## WORK INSTRUCTIONS
Isolate every line in the data with the string "uddannelsesforløb" and copy it.

## SUPPLIED RECORDS
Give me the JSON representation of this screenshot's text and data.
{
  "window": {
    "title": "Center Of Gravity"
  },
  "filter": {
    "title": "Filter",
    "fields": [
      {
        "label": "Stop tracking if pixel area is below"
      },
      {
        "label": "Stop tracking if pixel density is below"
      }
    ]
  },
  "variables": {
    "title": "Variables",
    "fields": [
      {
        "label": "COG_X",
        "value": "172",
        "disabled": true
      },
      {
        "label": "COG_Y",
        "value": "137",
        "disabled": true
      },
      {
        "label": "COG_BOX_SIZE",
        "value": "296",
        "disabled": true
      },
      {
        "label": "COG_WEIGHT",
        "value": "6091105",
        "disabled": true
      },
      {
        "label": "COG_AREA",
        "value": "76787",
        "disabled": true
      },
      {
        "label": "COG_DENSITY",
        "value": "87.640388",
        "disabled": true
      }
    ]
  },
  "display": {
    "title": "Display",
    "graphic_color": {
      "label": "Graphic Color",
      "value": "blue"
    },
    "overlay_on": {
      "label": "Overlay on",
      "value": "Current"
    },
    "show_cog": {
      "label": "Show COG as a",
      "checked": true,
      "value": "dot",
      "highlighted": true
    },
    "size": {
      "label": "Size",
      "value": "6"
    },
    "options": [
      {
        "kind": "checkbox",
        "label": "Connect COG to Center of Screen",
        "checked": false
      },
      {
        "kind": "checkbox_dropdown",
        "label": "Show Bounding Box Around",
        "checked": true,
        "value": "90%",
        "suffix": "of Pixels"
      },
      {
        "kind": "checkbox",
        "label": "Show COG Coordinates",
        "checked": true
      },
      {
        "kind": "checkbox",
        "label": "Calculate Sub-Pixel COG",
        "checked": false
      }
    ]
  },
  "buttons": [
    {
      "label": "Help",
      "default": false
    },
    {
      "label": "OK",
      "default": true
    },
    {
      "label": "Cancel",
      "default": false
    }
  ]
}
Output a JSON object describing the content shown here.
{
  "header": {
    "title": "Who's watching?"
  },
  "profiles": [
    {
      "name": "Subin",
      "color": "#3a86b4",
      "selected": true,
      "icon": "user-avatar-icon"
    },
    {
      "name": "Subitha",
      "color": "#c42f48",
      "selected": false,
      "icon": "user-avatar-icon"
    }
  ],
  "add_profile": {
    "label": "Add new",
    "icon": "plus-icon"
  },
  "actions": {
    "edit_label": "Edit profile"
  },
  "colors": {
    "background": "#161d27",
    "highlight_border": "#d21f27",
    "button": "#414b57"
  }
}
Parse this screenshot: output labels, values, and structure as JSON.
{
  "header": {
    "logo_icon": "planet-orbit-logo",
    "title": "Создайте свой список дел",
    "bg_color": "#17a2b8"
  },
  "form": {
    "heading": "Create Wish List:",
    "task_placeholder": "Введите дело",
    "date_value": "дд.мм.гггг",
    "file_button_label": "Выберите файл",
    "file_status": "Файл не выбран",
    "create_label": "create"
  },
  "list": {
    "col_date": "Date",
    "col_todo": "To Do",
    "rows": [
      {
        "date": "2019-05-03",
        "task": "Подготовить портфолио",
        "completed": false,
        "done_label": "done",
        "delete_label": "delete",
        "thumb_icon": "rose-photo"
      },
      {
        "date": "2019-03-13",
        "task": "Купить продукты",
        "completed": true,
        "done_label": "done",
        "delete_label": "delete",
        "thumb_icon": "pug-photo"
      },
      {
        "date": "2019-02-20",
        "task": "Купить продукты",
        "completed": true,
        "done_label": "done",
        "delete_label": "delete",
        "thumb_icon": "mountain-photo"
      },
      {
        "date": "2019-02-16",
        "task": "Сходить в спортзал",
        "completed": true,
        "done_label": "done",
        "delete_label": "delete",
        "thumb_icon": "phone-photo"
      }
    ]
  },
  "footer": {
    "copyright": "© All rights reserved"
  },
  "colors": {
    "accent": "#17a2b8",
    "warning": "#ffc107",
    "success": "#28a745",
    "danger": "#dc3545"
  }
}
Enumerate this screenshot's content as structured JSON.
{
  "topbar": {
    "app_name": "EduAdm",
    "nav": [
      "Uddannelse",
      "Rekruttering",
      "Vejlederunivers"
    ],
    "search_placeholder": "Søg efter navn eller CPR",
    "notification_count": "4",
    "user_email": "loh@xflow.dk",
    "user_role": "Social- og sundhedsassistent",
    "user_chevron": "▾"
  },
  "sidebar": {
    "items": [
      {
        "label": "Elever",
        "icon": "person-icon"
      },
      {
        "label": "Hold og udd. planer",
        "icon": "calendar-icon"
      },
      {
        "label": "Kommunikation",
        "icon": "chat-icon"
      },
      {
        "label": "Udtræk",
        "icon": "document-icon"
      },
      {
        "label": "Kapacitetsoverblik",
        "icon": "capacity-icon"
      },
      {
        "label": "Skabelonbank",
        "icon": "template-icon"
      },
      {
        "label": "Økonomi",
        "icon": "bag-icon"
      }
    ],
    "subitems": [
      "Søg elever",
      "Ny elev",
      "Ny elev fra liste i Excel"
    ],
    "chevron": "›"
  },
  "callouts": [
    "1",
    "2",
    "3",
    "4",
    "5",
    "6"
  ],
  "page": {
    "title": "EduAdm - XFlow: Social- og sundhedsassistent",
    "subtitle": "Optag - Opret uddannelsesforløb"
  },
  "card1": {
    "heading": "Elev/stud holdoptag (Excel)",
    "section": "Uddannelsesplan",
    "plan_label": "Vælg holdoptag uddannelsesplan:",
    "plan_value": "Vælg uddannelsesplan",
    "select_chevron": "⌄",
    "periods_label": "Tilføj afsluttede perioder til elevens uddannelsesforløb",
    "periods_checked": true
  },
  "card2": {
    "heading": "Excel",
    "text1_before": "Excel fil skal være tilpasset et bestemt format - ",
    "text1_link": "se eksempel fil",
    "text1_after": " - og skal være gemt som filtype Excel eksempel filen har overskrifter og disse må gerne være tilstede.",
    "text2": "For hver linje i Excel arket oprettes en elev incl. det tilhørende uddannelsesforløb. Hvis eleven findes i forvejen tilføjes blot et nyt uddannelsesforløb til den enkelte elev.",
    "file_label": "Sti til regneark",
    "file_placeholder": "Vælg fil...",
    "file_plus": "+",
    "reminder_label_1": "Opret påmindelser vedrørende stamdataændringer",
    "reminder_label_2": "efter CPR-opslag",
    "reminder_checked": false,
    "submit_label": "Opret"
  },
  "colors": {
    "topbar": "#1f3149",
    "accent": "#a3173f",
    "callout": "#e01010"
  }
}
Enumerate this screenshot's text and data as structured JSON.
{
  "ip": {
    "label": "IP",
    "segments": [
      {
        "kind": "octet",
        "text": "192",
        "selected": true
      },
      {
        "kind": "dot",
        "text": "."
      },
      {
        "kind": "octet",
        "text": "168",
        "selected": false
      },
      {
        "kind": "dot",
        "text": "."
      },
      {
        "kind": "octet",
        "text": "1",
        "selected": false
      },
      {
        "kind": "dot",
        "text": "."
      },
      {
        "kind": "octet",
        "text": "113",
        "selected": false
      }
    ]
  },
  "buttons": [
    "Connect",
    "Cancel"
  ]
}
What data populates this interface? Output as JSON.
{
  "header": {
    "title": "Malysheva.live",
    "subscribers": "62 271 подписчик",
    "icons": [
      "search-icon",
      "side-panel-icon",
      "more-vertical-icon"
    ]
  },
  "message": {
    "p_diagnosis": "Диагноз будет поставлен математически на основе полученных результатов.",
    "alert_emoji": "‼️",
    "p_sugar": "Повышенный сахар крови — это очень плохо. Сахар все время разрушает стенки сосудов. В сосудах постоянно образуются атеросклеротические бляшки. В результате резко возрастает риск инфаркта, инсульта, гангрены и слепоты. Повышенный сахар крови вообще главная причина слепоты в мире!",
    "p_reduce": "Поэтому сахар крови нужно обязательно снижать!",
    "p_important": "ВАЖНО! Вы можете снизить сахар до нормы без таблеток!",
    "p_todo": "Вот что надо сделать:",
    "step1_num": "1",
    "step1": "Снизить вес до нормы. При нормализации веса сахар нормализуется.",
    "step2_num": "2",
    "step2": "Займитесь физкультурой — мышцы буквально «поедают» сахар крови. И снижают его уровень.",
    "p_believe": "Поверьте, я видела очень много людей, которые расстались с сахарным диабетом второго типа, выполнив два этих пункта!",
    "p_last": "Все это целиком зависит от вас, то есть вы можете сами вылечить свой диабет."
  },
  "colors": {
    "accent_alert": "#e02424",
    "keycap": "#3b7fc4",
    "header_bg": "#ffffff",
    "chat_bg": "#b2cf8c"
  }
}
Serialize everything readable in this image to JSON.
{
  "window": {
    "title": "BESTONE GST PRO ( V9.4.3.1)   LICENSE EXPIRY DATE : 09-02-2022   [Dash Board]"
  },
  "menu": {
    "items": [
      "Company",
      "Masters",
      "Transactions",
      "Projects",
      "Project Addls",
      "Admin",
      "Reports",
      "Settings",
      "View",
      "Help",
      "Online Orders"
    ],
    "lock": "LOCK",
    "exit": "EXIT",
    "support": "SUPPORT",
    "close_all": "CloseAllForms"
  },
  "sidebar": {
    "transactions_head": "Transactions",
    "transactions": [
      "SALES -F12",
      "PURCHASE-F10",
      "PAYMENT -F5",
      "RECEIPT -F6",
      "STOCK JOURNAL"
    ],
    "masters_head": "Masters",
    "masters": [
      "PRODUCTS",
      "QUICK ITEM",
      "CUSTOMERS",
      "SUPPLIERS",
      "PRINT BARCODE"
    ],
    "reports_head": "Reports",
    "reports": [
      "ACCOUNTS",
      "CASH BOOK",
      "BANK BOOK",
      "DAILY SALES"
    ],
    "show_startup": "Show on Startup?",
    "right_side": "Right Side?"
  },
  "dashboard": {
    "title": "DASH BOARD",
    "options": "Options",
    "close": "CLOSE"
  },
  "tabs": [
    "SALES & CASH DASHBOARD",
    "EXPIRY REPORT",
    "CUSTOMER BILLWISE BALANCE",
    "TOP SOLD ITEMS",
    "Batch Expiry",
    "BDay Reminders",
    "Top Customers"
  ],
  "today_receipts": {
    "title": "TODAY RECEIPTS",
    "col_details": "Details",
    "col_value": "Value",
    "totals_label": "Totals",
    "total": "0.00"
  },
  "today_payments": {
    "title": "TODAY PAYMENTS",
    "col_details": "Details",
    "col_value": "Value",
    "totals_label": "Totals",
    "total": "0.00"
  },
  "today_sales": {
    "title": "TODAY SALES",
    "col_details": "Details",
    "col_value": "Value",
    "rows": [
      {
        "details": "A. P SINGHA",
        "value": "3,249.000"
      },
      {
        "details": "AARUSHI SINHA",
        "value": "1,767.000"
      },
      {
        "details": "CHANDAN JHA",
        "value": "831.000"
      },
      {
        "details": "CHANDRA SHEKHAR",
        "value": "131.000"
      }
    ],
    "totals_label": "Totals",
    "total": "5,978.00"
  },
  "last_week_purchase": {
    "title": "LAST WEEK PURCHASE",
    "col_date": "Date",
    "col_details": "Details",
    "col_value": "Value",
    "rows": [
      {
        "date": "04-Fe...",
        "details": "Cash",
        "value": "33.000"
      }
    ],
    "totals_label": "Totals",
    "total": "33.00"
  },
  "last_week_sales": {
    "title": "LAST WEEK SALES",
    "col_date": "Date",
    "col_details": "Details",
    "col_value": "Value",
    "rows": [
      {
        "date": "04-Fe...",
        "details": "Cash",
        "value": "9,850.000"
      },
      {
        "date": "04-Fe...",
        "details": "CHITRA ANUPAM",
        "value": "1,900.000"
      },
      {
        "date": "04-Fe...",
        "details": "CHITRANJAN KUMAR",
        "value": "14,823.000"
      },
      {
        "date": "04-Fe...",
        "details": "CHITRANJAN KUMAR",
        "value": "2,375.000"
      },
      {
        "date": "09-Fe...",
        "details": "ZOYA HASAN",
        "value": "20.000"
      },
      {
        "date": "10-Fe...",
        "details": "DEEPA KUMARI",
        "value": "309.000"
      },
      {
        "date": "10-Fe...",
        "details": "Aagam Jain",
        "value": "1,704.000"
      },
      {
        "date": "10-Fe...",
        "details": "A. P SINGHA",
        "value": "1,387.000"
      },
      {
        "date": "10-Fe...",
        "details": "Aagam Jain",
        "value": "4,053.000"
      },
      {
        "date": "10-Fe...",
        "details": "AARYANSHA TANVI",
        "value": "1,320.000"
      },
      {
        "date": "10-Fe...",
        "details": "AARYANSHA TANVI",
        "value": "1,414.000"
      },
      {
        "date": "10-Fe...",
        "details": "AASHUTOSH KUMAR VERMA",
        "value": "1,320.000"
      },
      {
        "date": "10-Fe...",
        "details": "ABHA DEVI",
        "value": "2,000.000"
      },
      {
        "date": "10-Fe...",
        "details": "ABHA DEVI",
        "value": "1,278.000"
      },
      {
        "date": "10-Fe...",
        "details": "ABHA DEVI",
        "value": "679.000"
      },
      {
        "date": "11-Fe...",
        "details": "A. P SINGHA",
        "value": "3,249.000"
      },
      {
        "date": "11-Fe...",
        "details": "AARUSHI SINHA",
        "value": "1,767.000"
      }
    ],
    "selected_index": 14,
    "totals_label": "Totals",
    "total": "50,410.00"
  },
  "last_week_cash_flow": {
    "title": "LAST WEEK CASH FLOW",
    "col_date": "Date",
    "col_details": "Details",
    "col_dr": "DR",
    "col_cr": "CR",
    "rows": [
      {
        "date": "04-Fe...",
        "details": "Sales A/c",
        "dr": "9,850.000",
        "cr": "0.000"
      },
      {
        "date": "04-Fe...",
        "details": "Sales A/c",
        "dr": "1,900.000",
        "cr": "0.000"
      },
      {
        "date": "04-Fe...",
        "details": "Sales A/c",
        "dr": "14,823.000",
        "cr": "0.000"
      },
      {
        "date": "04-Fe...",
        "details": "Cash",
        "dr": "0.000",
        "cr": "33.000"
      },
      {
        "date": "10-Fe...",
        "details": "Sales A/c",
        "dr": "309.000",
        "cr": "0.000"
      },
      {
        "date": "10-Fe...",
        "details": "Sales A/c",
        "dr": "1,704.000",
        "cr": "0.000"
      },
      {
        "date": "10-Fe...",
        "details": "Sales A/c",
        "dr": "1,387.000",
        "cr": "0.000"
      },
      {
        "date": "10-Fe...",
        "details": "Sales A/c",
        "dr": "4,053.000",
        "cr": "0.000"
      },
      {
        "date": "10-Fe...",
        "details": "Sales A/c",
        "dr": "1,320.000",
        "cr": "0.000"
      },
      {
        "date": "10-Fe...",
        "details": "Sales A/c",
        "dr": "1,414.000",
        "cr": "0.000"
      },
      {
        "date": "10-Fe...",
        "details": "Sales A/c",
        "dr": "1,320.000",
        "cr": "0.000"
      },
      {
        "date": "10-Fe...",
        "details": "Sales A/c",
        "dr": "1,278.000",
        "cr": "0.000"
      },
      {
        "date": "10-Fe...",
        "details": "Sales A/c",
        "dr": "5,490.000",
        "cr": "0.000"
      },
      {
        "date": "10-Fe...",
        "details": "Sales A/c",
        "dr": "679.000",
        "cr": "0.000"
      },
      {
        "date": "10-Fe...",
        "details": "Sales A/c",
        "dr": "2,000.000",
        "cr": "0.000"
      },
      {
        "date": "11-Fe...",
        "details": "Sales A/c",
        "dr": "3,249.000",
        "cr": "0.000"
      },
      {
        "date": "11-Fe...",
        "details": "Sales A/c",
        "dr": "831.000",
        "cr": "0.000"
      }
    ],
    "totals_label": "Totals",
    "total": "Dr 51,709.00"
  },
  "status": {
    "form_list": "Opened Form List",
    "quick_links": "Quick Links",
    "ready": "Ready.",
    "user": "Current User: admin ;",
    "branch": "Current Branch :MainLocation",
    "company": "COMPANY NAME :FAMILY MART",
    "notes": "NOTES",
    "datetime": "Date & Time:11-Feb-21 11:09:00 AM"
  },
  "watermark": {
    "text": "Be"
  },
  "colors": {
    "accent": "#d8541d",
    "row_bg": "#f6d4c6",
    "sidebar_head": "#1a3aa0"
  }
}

## EXPECTED ANSWER
    "subtitle": "Optag - Opret uddannelsesforløb"
    "periods_label": "Tilføj afsluttede perioder til elevens uddannelsesforløb",
    "text2": "For hver linje i Excel arket oprettes en elev incl. det tilhørende uddannelsesforløb. Hvis eleven findes i forvejen tilføjes blot et nyt uddannelsesforløb til den enkelte elev.",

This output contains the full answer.